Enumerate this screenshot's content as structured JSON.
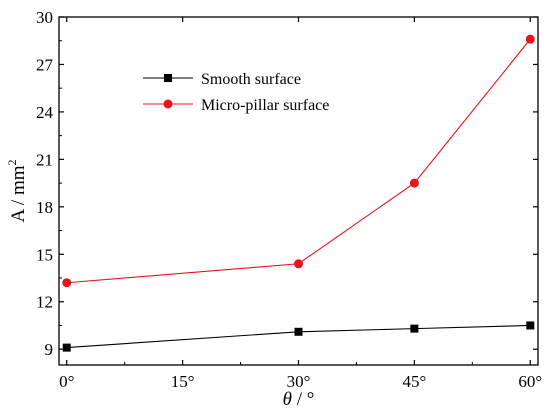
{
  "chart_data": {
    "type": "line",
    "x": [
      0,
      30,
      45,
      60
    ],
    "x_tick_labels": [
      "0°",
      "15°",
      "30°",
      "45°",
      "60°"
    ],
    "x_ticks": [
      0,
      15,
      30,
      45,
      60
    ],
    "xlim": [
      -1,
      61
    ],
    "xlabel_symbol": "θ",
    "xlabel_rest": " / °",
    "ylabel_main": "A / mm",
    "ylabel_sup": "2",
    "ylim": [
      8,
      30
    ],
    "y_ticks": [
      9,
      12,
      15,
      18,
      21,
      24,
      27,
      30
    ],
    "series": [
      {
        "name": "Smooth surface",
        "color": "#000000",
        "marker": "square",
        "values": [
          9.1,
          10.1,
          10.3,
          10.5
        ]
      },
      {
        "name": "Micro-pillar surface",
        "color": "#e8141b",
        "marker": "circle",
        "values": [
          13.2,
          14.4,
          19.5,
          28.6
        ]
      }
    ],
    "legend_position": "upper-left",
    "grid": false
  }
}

------------------------------------------------------------------------

Problem requirements: Without the pictures, retype the whole of the material above exactly.

Exercise response:
Enumerate this screenshot's content as structured JSON.
{
  "chart_data": {
    "type": "line",
    "x": [
      0,
      30,
      45,
      60
    ],
    "x_tick_labels": [
      "0°",
      "15°",
      "30°",
      "45°",
      "60°"
    ],
    "x_ticks": [
      0,
      15,
      30,
      45,
      60
    ],
    "xlim": [
      -1,
      61
    ],
    "xlabel_symbol": "θ",
    "xlabel_rest": " / °",
    "ylabel_main": "A / mm",
    "ylabel_sup": "2",
    "ylim": [
      8,
      30
    ],
    "y_ticks": [
      9,
      12,
      15,
      18,
      21,
      24,
      27,
      30
    ],
    "series": [
      {
        "name": "Smooth surface",
        "color": "#000000",
        "marker": "square",
        "values": [
          9.1,
          10.1,
          10.3,
          10.5
        ]
      },
      {
        "name": "Micro-pillar surface",
        "color": "#e8141b",
        "marker": "circle",
        "values": [
          13.2,
          14.4,
          19.5,
          28.6
        ]
      }
    ],
    "legend_position": "upper-left",
    "grid": false
  }
}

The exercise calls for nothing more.